> **Problem statement**: Every entry below must be repeated exactly; skip the pictures.

> **Figure dataset records**:
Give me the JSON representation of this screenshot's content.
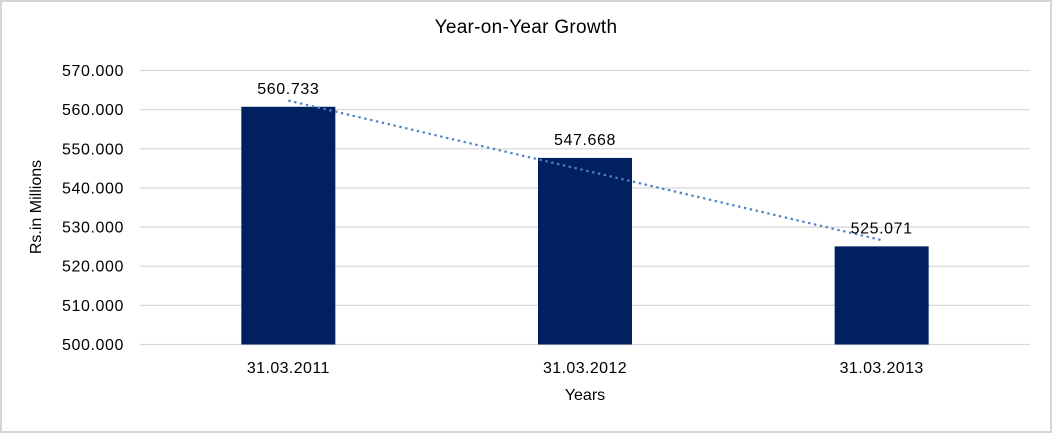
{
  "colors": {
    "bar": "#002060",
    "trendline": "#4d82c4",
    "gridline": "#d9d9d9",
    "text": "#000000",
    "frame_border": "#d5d5d5",
    "background": "#ffffff"
  },
  "chart_data": {
    "type": "bar",
    "title": "Year-on-Year Growth",
    "xlabel": "Years",
    "ylabel": "Rs.in Millions",
    "categories": [
      "31.03.2011",
      "31.03.2012",
      "31.03.2013"
    ],
    "series": [
      {
        "name": "Rs.in Millions",
        "values": [
          560733,
          547668,
          525071
        ]
      }
    ],
    "data_labels": [
      "560.733",
      "547.668",
      "525.071"
    ],
    "y_ticks": [
      {
        "value": 570000,
        "label": "570.000"
      },
      {
        "value": 560000,
        "label": "560.000"
      },
      {
        "value": 550000,
        "label": "550.000"
      },
      {
        "value": 540000,
        "label": "540.000"
      },
      {
        "value": 530000,
        "label": "530.000"
      },
      {
        "value": 520000,
        "label": "520.000"
      },
      {
        "value": 510000,
        "label": "510.000"
      },
      {
        "value": 500000,
        "label": "500.000"
      }
    ],
    "ylim": [
      500000,
      570000
    ],
    "grid": true,
    "legend": "none",
    "trendline": {
      "type": "linear",
      "style": "dotted"
    }
  }
}
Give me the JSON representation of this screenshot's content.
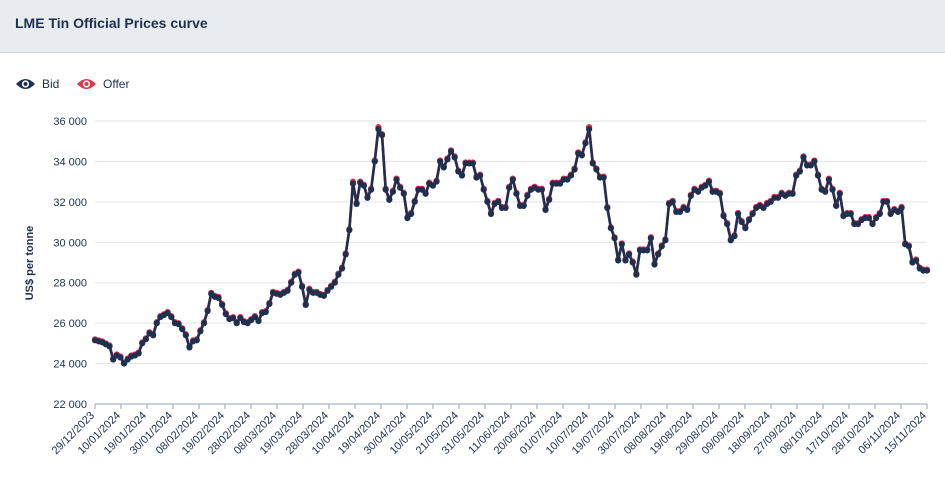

> **Solution**:
Give me the JSON representation of this screenshot's content.
{
  "colors": {
    "bar": "#002060",
    "trendline": "#4d82c4",
    "gridline": "#d9d9d9",
    "text": "#000000",
    "frame_border": "#d5d5d5",
    "background": "#ffffff"
  },
  "chart_data": {
    "type": "bar",
    "title": "Year-on-Year Growth",
    "xlabel": "Years",
    "ylabel": "Rs.in Millions",
    "categories": [
      "31.03.2011",
      "31.03.2012",
      "31.03.2013"
    ],
    "series": [
      {
        "name": "Rs.in Millions",
        "values": [
          560733,
          547668,
          525071
        ]
      }
    ],
    "data_labels": [
      "560.733",
      "547.668",
      "525.071"
    ],
    "y_ticks": [
      {
        "value": 570000,
        "label": "570.000"
      },
      {
        "value": 560000,
        "label": "560.000"
      },
      {
        "value": 550000,
        "label": "550.000"
      },
      {
        "value": 540000,
        "label": "540.000"
      },
      {
        "value": 530000,
        "label": "530.000"
      },
      {
        "value": 520000,
        "label": "520.000"
      },
      {
        "value": 510000,
        "label": "510.000"
      },
      {
        "value": 500000,
        "label": "500.000"
      }
    ],
    "ylim": [
      500000,
      570000
    ],
    "grid": true,
    "legend": "none",
    "trendline": {
      "type": "linear",
      "style": "dotted"
    }
  }
}
Give me the JSON representation of this screenshot's content.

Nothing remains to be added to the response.